— begin Data provided —

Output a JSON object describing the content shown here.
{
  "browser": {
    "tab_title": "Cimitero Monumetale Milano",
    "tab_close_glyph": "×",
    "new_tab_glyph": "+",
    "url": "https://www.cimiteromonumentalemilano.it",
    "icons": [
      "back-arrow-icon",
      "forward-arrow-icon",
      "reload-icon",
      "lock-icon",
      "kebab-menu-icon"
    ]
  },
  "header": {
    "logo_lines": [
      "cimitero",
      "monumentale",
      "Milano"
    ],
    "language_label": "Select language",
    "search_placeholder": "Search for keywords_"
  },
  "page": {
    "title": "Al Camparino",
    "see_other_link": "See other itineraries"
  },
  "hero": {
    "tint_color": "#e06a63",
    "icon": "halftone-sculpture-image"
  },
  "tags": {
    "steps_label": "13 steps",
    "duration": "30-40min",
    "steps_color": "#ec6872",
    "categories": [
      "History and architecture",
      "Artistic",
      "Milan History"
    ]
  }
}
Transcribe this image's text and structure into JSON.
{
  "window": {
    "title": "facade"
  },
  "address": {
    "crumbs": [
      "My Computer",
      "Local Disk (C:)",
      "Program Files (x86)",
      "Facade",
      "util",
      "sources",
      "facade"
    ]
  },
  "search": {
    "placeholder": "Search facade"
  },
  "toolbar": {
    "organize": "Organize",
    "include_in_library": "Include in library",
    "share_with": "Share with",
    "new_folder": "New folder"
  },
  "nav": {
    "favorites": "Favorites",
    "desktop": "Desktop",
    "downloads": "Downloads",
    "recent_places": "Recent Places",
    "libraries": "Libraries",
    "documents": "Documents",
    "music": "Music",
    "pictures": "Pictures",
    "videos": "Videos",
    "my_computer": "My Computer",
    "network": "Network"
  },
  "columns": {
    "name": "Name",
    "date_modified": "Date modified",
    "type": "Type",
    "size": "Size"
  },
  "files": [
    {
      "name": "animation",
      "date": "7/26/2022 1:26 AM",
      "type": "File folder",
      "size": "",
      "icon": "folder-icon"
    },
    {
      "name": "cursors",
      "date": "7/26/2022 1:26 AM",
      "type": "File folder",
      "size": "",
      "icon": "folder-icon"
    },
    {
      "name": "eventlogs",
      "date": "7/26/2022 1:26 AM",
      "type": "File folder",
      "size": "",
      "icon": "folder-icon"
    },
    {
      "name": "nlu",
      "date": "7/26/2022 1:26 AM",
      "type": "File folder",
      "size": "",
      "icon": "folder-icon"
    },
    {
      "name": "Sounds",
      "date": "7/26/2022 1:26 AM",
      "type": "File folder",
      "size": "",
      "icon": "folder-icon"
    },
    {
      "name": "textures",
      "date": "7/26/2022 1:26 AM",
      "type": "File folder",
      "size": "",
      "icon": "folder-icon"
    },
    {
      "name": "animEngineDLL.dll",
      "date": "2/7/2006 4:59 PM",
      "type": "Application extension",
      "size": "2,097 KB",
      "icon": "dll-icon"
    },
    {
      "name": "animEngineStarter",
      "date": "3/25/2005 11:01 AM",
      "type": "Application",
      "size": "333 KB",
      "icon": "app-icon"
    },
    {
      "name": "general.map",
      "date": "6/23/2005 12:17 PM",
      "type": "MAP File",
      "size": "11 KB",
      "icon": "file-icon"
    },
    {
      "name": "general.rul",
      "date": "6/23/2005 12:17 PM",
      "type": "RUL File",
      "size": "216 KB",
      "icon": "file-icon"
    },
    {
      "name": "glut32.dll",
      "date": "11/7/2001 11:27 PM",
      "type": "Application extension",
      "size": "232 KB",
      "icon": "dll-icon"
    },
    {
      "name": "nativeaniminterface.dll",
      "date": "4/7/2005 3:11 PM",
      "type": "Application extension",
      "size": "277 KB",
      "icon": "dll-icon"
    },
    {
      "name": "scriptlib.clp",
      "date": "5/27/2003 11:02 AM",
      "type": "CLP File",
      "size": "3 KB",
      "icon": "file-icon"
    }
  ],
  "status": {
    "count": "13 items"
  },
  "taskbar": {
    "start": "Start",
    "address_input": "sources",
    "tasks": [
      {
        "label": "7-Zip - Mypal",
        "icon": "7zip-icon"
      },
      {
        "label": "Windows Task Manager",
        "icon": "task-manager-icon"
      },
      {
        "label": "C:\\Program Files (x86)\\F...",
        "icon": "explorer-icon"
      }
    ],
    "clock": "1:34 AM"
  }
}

— end Data provided —

_Exercise description:_
Return all of the data exactly as it reads.

_Expected answer:_
Output a JSON object describing the content shown here.
{
  "browser": {
    "tab_title": "Cimitero Monumetale Milano",
    "tab_close_glyph": "×",
    "new_tab_glyph": "+",
    "url": "https://www.cimiteromonumentalemilano.it",
    "icons": [
      "back-arrow-icon",
      "forward-arrow-icon",
      "reload-icon",
      "lock-icon",
      "kebab-menu-icon"
    ]
  },
  "header": {
    "logo_lines": [
      "cimitero",
      "monumentale",
      "Milano"
    ],
    "language_label": "Select language",
    "search_placeholder": "Search for keywords_"
  },
  "page": {
    "title": "Al Camparino",
    "see_other_link": "See other itineraries"
  },
  "hero": {
    "tint_color": "#e06a63",
    "icon": "halftone-sculpture-image"
  },
  "tags": {
    "steps_label": "13 steps",
    "duration": "30-40min",
    "steps_color": "#ec6872",
    "categories": [
      "History and architecture",
      "Artistic",
      "Milan History"
    ]
  }
}
Transcribe this image's text and structure into JSON.
{
  "window": {
    "title": "facade"
  },
  "address": {
    "crumbs": [
      "My Computer",
      "Local Disk (C:)",
      "Program Files (x86)",
      "Facade",
      "util",
      "sources",
      "facade"
    ]
  },
  "search": {
    "placeholder": "Search facade"
  },
  "toolbar": {
    "organize": "Organize",
    "include_in_library": "Include in library",
    "share_with": "Share with",
    "new_folder": "New folder"
  },
  "nav": {
    "favorites": "Favorites",
    "desktop": "Desktop",
    "downloads": "Downloads",
    "recent_places": "Recent Places",
    "libraries": "Libraries",
    "documents": "Documents",
    "music": "Music",
    "pictures": "Pictures",
    "videos": "Videos",
    "my_computer": "My Computer",
    "network": "Network"
  },
  "columns": {
    "name": "Name",
    "date_modified": "Date modified",
    "type": "Type",
    "size": "Size"
  },
  "files": [
    {
      "name": "animation",
      "date": "7/26/2022 1:26 AM",
      "type": "File folder",
      "size": "",
      "icon": "folder-icon"
    },
    {
      "name": "cursors",
      "date": "7/26/2022 1:26 AM",
      "type": "File folder",
      "size": "",
      "icon": "folder-icon"
    },
    {
      "name": "eventlogs",
      "date": "7/26/2022 1:26 AM",
      "type": "File folder",
      "size": "",
      "icon": "folder-icon"
    },
    {
      "name": "nlu",
      "date": "7/26/2022 1:26 AM",
      "type": "File folder",
      "size": "",
      "icon": "folder-icon"
    },
    {
      "name": "Sounds",
      "date": "7/26/2022 1:26 AM",
      "type": "File folder",
      "size": "",
      "icon": "folder-icon"
    },
    {
      "name": "textures",
      "date": "7/26/2022 1:26 AM",
      "type": "File folder",
      "size": "",
      "icon": "folder-icon"
    },
    {
      "name": "animEngineDLL.dll",
      "date": "2/7/2006 4:59 PM",
      "type": "Application extension",
      "size": "2,097 KB",
      "icon": "dll-icon"
    },
    {
      "name": "animEngineStarter",
      "date": "3/25/2005 11:01 AM",
      "type": "Application",
      "size": "333 KB",
      "icon": "app-icon"
    },
    {
      "name": "general.map",
      "date": "6/23/2005 12:17 PM",
      "type": "MAP File",
      "size": "11 KB",
      "icon": "file-icon"
    },
    {
      "name": "general.rul",
      "date": "6/23/2005 12:17 PM",
      "type": "RUL File",
      "size": "216 KB",
      "icon": "file-icon"
    },
    {
      "name": "glut32.dll",
      "date": "11/7/2001 11:27 PM",
      "type": "Application extension",
      "size": "232 KB",
      "icon": "dll-icon"
    },
    {
      "name": "nativeaniminterface.dll",
      "date": "4/7/2005 3:11 PM",
      "type": "Application extension",
      "size": "277 KB",
      "icon": "dll-icon"
    },
    {
      "name": "scriptlib.clp",
      "date": "5/27/2003 11:02 AM",
      "type": "CLP File",
      "size": "3 KB",
      "icon": "file-icon"
    }
  ],
  "status": {
    "count": "13 items"
  },
  "taskbar": {
    "start": "Start",
    "address_input": "sources",
    "tasks": [
      {
        "label": "7-Zip - Mypal",
        "icon": "7zip-icon"
      },
      {
        "label": "Windows Task Manager",
        "icon": "task-manager-icon"
      },
      {
        "label": "C:\\Program Files (x86)\\F...",
        "icon": "explorer-icon"
      }
    ],
    "clock": "1:34 AM"
  }
}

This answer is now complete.